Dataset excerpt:
# # # #

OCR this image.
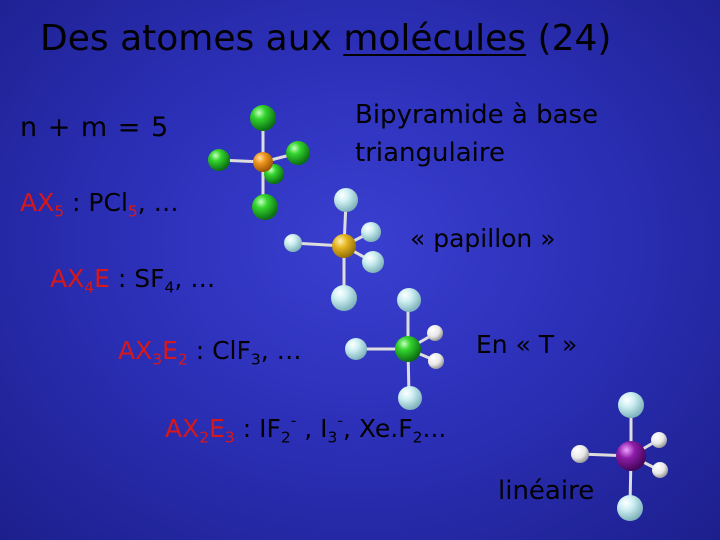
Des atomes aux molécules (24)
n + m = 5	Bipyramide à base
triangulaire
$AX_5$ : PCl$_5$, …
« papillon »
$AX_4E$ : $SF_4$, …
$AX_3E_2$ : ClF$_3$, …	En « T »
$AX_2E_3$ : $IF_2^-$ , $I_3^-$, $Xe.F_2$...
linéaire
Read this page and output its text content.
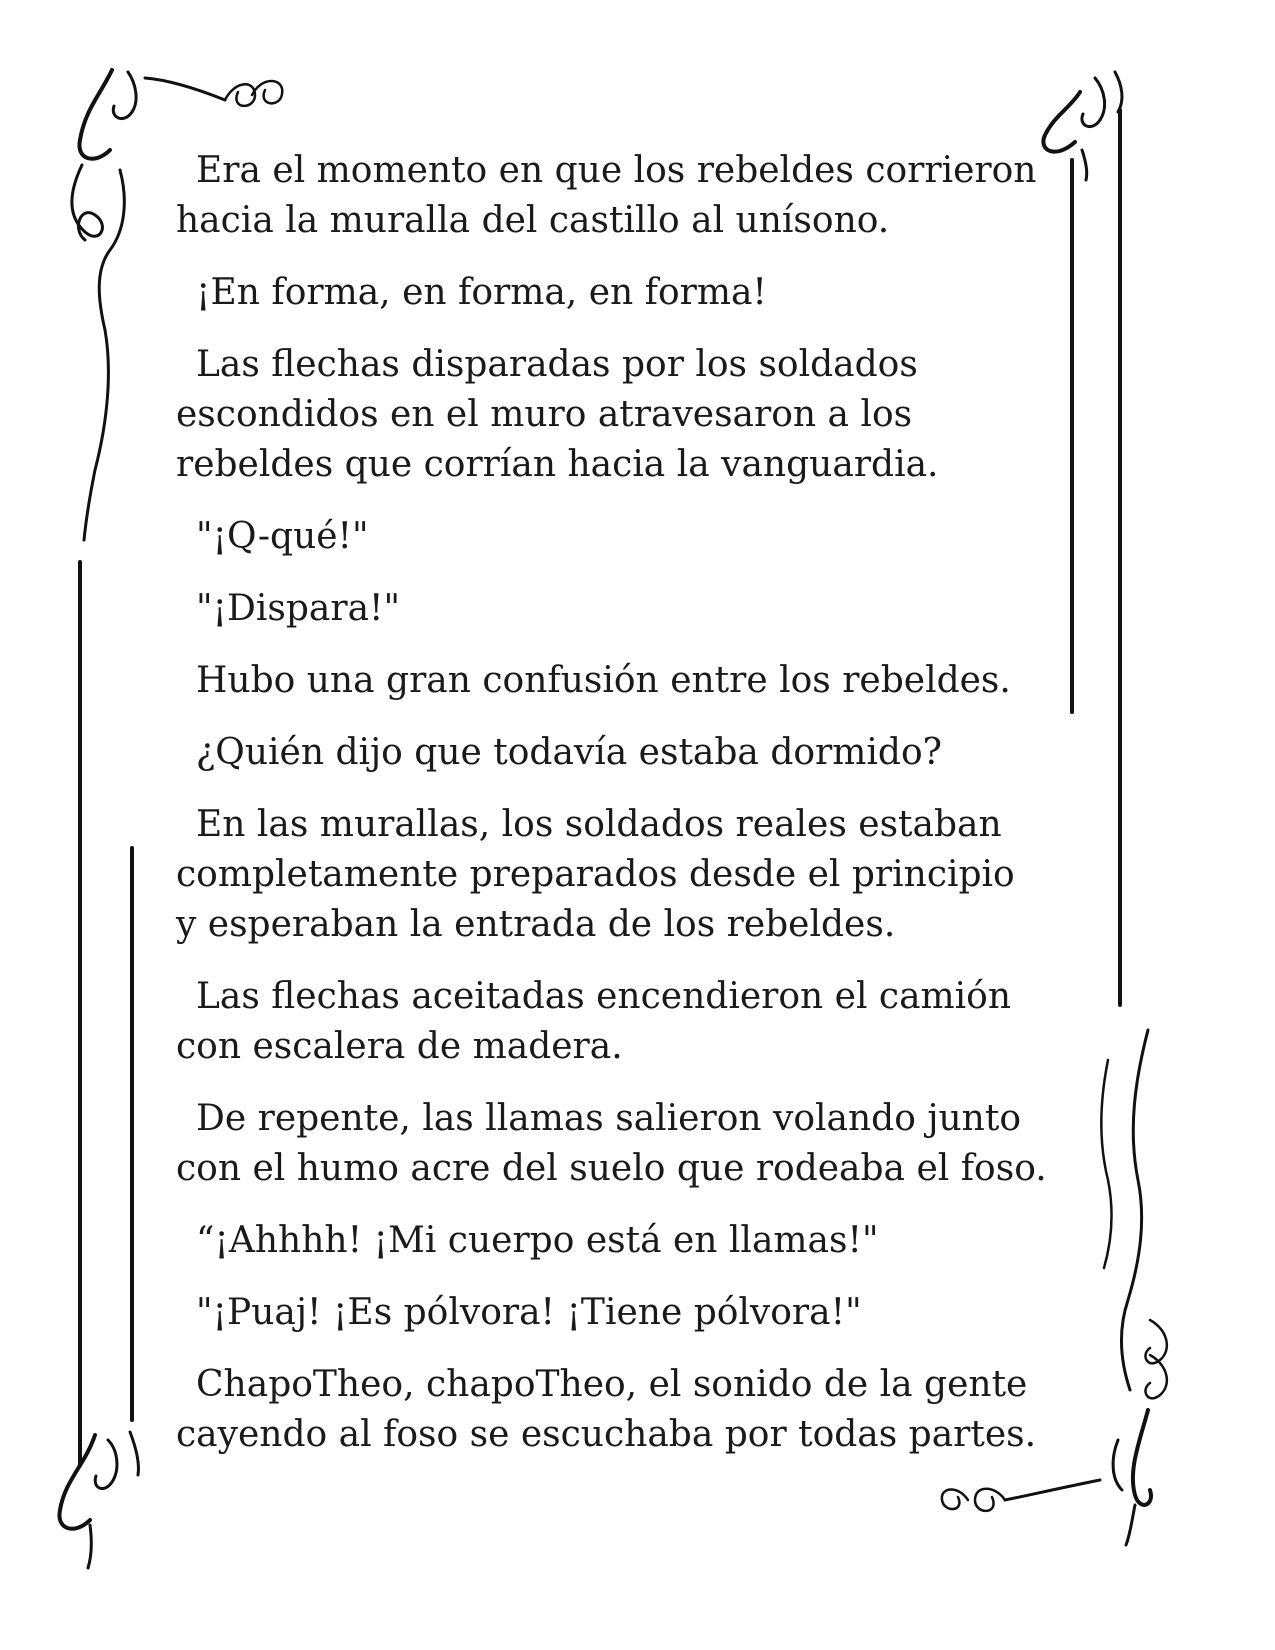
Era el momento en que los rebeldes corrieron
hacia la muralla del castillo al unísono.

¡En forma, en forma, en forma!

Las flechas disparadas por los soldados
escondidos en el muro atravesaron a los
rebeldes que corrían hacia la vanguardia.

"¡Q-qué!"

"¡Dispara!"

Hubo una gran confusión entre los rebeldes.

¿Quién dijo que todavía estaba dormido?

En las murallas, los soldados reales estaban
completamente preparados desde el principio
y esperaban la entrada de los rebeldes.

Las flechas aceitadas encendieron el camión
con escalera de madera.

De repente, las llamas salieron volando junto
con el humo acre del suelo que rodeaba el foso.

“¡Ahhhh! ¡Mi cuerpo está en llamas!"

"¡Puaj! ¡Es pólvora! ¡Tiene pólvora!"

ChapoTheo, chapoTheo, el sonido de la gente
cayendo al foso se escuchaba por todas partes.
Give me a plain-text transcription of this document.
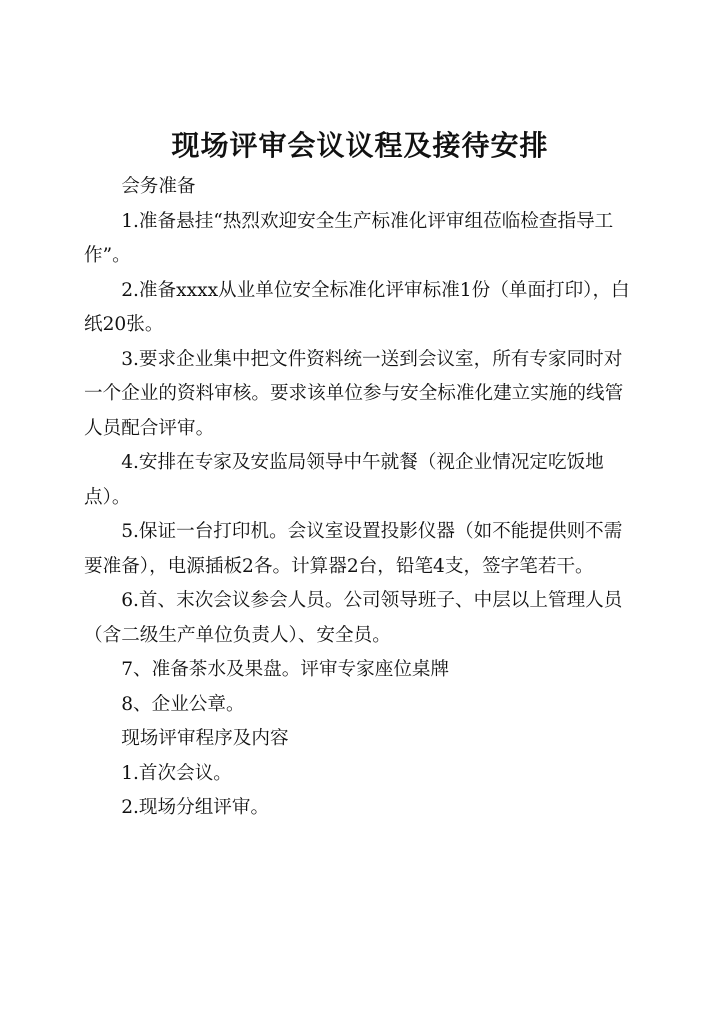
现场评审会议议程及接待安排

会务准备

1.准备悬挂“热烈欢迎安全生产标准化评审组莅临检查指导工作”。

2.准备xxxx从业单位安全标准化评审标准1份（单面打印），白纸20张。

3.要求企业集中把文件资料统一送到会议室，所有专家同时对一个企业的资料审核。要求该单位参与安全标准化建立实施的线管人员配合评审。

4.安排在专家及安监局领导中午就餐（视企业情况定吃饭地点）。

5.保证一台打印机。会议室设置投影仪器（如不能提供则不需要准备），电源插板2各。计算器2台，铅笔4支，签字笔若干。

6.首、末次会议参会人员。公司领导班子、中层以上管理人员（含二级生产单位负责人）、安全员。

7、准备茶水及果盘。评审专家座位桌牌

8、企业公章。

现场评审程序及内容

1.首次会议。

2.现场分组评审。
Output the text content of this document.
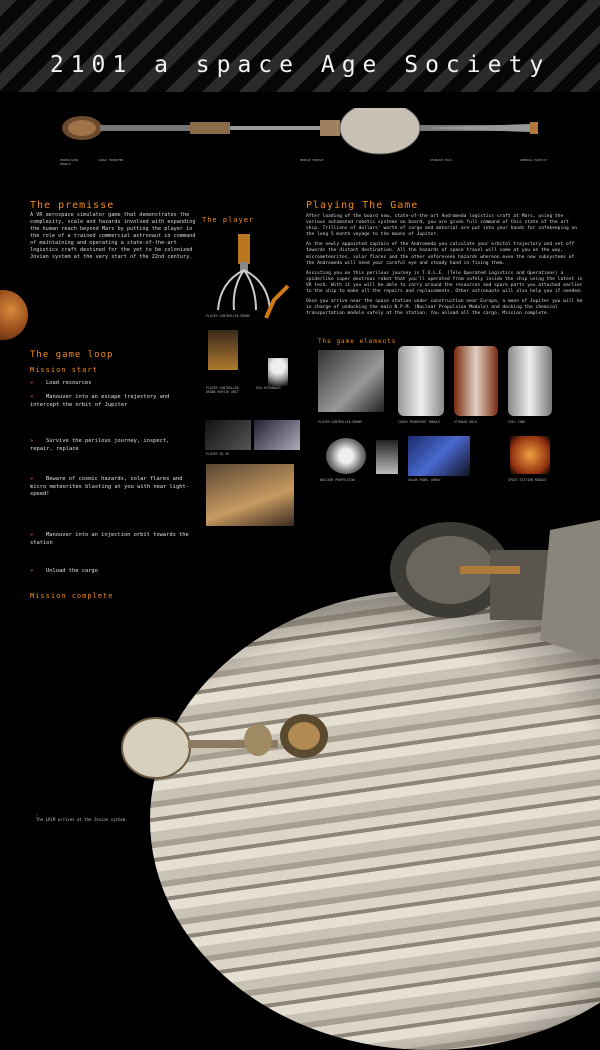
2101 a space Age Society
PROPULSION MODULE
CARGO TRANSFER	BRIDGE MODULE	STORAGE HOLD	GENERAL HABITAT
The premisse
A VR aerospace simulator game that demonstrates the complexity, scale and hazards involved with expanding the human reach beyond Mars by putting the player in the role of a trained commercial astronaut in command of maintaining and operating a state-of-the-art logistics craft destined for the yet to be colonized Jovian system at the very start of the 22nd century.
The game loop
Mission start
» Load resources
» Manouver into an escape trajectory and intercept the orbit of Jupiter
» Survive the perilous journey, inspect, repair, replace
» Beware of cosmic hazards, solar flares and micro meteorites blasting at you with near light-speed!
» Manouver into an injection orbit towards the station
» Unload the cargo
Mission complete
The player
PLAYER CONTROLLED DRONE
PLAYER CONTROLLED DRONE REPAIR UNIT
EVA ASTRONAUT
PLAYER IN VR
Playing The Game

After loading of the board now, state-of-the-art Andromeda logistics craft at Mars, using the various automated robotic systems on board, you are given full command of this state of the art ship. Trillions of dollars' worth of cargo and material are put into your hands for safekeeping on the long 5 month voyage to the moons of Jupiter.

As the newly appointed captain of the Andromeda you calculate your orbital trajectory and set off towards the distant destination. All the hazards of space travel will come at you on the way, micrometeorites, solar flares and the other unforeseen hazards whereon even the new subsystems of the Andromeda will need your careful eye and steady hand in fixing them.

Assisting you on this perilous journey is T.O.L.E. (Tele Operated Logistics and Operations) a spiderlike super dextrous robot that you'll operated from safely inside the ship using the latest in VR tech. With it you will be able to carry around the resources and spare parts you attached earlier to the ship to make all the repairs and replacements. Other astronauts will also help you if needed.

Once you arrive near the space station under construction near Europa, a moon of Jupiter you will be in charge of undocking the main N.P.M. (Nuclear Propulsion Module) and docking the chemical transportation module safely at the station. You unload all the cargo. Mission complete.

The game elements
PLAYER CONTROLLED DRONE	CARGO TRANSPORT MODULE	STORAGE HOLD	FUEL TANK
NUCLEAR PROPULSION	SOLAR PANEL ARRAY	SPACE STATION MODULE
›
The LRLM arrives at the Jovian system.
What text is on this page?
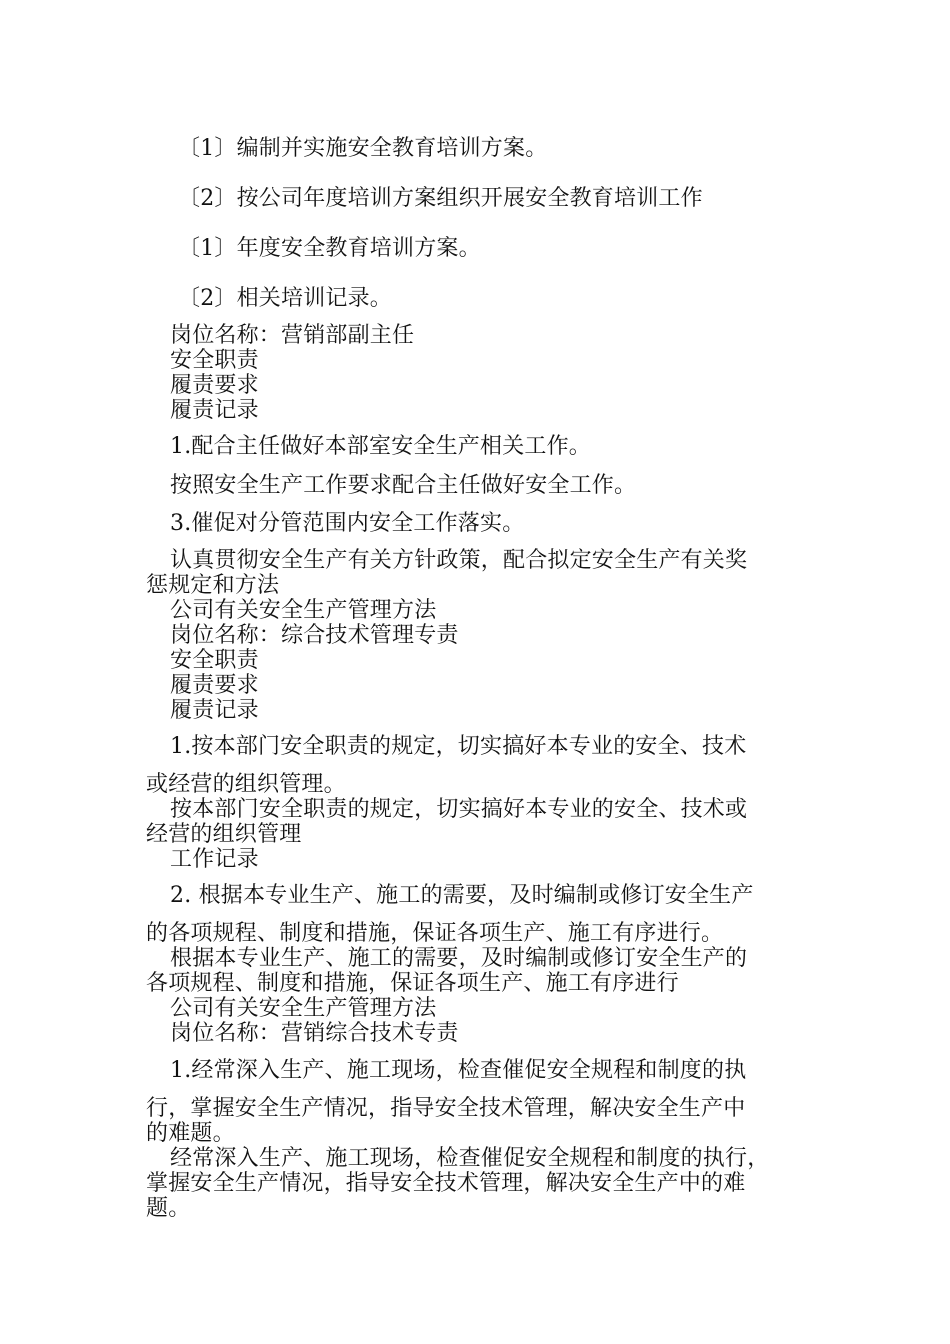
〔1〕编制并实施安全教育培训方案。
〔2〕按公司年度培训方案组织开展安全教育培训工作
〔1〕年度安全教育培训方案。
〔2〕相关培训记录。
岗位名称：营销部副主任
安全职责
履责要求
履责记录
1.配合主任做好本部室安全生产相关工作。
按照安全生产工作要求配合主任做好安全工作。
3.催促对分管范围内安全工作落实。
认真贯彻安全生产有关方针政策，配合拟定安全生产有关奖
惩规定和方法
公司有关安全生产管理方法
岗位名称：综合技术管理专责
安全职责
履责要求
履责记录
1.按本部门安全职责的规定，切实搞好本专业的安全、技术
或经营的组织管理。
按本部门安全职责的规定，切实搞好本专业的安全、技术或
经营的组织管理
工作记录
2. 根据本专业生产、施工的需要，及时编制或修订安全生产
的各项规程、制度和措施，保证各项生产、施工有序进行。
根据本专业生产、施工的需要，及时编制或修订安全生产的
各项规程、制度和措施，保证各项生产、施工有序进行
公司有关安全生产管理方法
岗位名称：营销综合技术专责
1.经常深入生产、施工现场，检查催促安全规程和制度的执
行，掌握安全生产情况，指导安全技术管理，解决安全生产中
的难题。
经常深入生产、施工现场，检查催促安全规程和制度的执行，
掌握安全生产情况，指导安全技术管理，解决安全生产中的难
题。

# # # #

To be done - In the material above, find the lines that contain "trajectory" and show them.

Completed task -
» Manouver into an escape trajectory and intercept the orbit of Jupiter
As the newly appointed captain of the Andromeda you calculate your orbital trajectory and set off towards the distant destination. All the hazards of space travel will come at you on the way, micrometeorites, solar flares and the other unforeseen hazards whereon even the new subsystems of the Andromeda will need your careful eye and steady hand in fixing them.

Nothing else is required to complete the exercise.